_Exercise instructions_:
Transcribe the entries below exactly.

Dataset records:
— Start —
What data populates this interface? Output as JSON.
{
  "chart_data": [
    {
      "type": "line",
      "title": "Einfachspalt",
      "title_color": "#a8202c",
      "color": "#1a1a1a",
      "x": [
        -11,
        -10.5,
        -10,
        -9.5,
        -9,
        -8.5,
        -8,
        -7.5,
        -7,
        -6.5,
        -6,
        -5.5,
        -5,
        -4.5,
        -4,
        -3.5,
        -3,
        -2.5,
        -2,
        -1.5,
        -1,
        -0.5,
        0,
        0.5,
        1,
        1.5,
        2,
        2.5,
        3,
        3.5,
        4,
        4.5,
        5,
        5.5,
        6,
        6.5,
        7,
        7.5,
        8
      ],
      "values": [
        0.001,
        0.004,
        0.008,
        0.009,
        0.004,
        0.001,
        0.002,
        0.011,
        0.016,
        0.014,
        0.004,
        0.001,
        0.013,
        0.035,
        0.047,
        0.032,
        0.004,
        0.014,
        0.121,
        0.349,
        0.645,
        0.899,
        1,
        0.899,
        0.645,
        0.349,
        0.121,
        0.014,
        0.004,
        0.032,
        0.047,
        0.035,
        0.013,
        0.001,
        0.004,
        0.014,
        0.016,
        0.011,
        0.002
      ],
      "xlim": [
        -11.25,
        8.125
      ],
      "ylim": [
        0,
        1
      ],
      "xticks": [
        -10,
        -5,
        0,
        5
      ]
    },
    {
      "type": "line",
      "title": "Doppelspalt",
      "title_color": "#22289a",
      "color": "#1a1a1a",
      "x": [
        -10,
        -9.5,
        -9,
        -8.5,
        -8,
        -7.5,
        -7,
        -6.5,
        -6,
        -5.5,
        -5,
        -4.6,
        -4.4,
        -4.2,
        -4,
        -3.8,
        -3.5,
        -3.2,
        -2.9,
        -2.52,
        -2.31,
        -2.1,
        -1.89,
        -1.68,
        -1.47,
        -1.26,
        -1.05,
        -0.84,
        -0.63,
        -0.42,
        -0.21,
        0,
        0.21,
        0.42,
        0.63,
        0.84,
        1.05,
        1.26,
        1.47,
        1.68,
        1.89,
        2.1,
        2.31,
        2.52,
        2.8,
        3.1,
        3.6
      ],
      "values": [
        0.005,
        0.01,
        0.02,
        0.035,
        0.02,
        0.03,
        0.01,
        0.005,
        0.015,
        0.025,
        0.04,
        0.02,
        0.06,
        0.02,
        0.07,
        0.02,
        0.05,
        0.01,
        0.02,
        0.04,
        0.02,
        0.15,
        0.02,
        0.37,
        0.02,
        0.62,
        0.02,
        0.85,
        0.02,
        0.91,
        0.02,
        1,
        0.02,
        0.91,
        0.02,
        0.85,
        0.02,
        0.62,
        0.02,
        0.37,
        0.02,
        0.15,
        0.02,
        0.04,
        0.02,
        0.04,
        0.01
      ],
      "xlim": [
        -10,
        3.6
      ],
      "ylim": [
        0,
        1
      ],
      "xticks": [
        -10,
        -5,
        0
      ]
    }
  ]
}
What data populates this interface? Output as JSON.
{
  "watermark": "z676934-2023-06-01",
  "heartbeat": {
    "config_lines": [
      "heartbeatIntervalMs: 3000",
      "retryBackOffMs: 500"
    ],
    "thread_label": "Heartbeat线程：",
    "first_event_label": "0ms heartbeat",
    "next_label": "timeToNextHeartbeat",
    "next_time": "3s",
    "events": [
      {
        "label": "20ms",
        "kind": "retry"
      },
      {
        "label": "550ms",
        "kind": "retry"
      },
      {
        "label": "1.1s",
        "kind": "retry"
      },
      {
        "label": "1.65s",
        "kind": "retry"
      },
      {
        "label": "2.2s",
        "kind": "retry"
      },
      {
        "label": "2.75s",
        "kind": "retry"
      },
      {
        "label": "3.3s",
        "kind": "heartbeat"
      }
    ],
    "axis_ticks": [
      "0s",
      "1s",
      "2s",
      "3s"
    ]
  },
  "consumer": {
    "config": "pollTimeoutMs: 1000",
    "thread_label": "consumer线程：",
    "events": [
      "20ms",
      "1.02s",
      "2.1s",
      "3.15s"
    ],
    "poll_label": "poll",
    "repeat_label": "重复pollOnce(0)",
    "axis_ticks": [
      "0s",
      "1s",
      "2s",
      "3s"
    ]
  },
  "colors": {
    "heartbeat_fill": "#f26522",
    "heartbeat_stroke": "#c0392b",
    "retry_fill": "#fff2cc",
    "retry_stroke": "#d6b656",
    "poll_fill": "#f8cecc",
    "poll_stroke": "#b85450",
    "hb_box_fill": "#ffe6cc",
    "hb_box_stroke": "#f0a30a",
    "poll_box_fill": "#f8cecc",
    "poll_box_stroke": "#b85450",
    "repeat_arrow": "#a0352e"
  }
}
— End —
_Task result_:
What data populates this interface? Output as JSON.
{
  "chart_data": [
    {
      "type": "line",
      "title": "Einfachspalt",
      "title_color": "#a8202c",
      "color": "#1a1a1a",
      "x": [
        -11,
        -10.5,
        -10,
        -9.5,
        -9,
        -8.5,
        -8,
        -7.5,
        -7,
        -6.5,
        -6,
        -5.5,
        -5,
        -4.5,
        -4,
        -3.5,
        -3,
        -2.5,
        -2,
        -1.5,
        -1,
        -0.5,
        0,
        0.5,
        1,
        1.5,
        2,
        2.5,
        3,
        3.5,
        4,
        4.5,
        5,
        5.5,
        6,
        6.5,
        7,
        7.5,
        8
      ],
      "values": [
        0.001,
        0.004,
        0.008,
        0.009,
        0.004,
        0.001,
        0.002,
        0.011,
        0.016,
        0.014,
        0.004,
        0.001,
        0.013,
        0.035,
        0.047,
        0.032,
        0.004,
        0.014,
        0.121,
        0.349,
        0.645,
        0.899,
        1,
        0.899,
        0.645,
        0.349,
        0.121,
        0.014,
        0.004,
        0.032,
        0.047,
        0.035,
        0.013,
        0.001,
        0.004,
        0.014,
        0.016,
        0.011,
        0.002
      ],
      "xlim": [
        -11.25,
        8.125
      ],
      "ylim": [
        0,
        1
      ],
      "xticks": [
        -10,
        -5,
        0,
        5
      ]
    },
    {
      "type": "line",
      "title": "Doppelspalt",
      "title_color": "#22289a",
      "color": "#1a1a1a",
      "x": [
        -10,
        -9.5,
        -9,
        -8.5,
        -8,
        -7.5,
        -7,
        -6.5,
        -6,
        -5.5,
        -5,
        -4.6,
        -4.4,
        -4.2,
        -4,
        -3.8,
        -3.5,
        -3.2,
        -2.9,
        -2.52,
        -2.31,
        -2.1,
        -1.89,
        -1.68,
        -1.47,
        -1.26,
        -1.05,
        -0.84,
        -0.63,
        -0.42,
        -0.21,
        0,
        0.21,
        0.42,
        0.63,
        0.84,
        1.05,
        1.26,
        1.47,
        1.68,
        1.89,
        2.1,
        2.31,
        2.52,
        2.8,
        3.1,
        3.6
      ],
      "values": [
        0.005,
        0.01,
        0.02,
        0.035,
        0.02,
        0.03,
        0.01,
        0.005,
        0.015,
        0.025,
        0.04,
        0.02,
        0.06,
        0.02,
        0.07,
        0.02,
        0.05,
        0.01,
        0.02,
        0.04,
        0.02,
        0.15,
        0.02,
        0.37,
        0.02,
        0.62,
        0.02,
        0.85,
        0.02,
        0.91,
        0.02,
        1,
        0.02,
        0.91,
        0.02,
        0.85,
        0.02,
        0.62,
        0.02,
        0.37,
        0.02,
        0.15,
        0.02,
        0.04,
        0.02,
        0.04,
        0.01
      ],
      "xlim": [
        -10,
        3.6
      ],
      "ylim": [
        0,
        1
      ],
      "xticks": [
        -10,
        -5,
        0
      ]
    }
  ]
}
What data populates this interface? Output as JSON.
{
  "watermark": "z676934-2023-06-01",
  "heartbeat": {
    "config_lines": [
      "heartbeatIntervalMs: 3000",
      "retryBackOffMs: 500"
    ],
    "thread_label": "Heartbeat线程：",
    "first_event_label": "0ms heartbeat",
    "next_label": "timeToNextHeartbeat",
    "next_time": "3s",
    "events": [
      {
        "label": "20ms",
        "kind": "retry"
      },
      {
        "label": "550ms",
        "kind": "retry"
      },
      {
        "label": "1.1s",
        "kind": "retry"
      },
      {
        "label": "1.65s",
        "kind": "retry"
      },
      {
        "label": "2.2s",
        "kind": "retry"
      },
      {
        "label": "2.75s",
        "kind": "retry"
      },
      {
        "label": "3.3s",
        "kind": "heartbeat"
      }
    ],
    "axis_ticks": [
      "0s",
      "1s",
      "2s",
      "3s"
    ]
  },
  "consumer": {
    "config": "pollTimeoutMs: 1000",
    "thread_label": "consumer线程：",
    "events": [
      "20ms",
      "1.02s",
      "2.1s",
      "3.15s"
    ],
    "poll_label": "poll",
    "repeat_label": "重复pollOnce(0)",
    "axis_ticks": [
      "0s",
      "1s",
      "2s",
      "3s"
    ]
  },
  "colors": {
    "heartbeat_fill": "#f26522",
    "heartbeat_stroke": "#c0392b",
    "retry_fill": "#fff2cc",
    "retry_stroke": "#d6b656",
    "poll_fill": "#f8cecc",
    "poll_stroke": "#b85450",
    "hb_box_fill": "#ffe6cc",
    "hb_box_stroke": "#f0a30a",
    "poll_box_fill": "#f8cecc",
    "poll_box_stroke": "#b85450",
    "repeat_arrow": "#a0352e"
  }
}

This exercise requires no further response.